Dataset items

***

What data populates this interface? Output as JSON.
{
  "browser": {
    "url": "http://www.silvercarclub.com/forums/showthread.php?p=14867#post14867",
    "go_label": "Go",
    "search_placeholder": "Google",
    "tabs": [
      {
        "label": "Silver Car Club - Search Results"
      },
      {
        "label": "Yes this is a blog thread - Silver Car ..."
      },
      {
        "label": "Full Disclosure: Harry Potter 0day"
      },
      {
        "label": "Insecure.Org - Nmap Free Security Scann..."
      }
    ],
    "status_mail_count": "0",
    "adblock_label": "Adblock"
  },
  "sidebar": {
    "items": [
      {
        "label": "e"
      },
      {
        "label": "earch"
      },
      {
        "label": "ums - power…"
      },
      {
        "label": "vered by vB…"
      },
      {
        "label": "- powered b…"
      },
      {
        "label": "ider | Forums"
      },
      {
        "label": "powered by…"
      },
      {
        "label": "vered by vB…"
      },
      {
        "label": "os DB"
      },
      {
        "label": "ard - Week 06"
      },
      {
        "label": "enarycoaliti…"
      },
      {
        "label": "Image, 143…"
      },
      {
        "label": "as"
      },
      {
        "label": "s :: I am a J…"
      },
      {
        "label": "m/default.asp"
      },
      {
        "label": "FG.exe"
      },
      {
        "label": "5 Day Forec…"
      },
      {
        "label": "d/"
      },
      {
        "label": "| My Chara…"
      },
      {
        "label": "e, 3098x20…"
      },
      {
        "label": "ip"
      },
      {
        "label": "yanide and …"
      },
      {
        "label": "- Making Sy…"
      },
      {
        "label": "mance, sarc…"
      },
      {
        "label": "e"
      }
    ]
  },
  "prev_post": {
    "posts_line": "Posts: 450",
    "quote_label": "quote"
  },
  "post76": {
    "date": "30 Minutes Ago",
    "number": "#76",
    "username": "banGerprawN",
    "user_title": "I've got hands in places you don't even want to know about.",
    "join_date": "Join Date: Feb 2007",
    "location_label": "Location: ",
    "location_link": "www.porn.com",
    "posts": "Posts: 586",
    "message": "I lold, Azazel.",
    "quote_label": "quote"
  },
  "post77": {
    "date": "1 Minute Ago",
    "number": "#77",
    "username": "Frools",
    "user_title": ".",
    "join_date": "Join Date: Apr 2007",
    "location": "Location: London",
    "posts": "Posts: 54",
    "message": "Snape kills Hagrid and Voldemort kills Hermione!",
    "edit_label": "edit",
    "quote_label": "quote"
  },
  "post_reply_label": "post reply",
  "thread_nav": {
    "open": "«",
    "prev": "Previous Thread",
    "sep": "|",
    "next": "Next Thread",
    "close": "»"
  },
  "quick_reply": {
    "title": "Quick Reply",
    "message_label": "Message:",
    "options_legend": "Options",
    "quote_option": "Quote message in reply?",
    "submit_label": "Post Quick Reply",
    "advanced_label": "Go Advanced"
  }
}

***

* _Objective_:
Tally up the lines holding the word "username" in the data above, and answer with that figure only.

* _Solution_:
2